[Stored items]
= = = = =

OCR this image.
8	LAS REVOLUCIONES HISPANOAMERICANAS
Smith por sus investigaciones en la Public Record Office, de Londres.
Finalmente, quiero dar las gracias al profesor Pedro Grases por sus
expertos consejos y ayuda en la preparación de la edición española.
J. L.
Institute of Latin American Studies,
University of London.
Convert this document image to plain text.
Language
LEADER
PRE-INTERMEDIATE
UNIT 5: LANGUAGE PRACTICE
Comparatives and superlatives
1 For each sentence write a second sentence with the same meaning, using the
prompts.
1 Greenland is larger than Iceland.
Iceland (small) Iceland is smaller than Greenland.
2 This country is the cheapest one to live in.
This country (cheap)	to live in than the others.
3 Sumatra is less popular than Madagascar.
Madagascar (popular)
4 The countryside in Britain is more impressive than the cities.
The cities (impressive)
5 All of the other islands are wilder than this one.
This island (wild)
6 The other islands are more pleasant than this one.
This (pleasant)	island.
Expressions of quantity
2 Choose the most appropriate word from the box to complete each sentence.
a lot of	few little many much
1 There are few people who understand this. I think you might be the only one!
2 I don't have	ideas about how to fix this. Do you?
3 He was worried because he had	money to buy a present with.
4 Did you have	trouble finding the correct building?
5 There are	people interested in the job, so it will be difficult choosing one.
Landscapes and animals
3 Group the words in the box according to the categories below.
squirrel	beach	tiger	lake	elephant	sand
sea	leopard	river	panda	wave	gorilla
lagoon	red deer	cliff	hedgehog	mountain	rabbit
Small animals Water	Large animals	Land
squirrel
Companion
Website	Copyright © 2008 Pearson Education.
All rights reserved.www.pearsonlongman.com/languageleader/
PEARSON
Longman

= = = = =

WRITTEN PROBLEM
Faithfully copy every entry, leaving nothing out.

THE COMPLETED TASK
OCR this image.
8	LAS REVOLUCIONES HISPANOAMERICANAS
Smith por sus investigaciones en la Public Record Office, de Londres.
Finalmente, quiero dar las gracias al profesor Pedro Grases por sus
expertos consejos y ayuda en la preparación de la edición española.
J. L.
Institute of Latin American Studies,
University of London.
Convert this document image to plain text.
Language
LEADER
PRE-INTERMEDIATE
UNIT 5: LANGUAGE PRACTICE
Comparatives and superlatives
1 For each sentence write a second sentence with the same meaning, using the
prompts.
1 Greenland is larger than Iceland.
Iceland (small) Iceland is smaller than Greenland.
2 This country is the cheapest one to live in.
This country (cheap)	to live in than the others.
3 Sumatra is less popular than Madagascar.
Madagascar (popular)
4 The countryside in Britain is more impressive than the cities.
The cities (impressive)
5 All of the other islands are wilder than this one.
This island (wild)
6 The other islands are more pleasant than this one.
This (pleasant)	island.
Expressions of quantity
2 Choose the most appropriate word from the box to complete each sentence.
a lot of	few little many much
1 There are few people who understand this. I think you might be the only one!
2 I don't have	ideas about how to fix this. Do you?
3 He was worried because he had	money to buy a present with.
4 Did you have	trouble finding the correct building?
5 There are	people interested in the job, so it will be difficult choosing one.
Landscapes and animals
3 Group the words in the box according to the categories below.
squirrel	beach	tiger	lake	elephant	sand
sea	leopard	river	panda	wave	gorilla
lagoon	red deer	cliff	hedgehog	mountain	rabbit
Small animals Water	Large animals	Land
squirrel
Companion
Website	Copyright © 2008 Pearson Education.
All rights reserved.www.pearsonlongman.com/languageleader/
PEARSON
Longman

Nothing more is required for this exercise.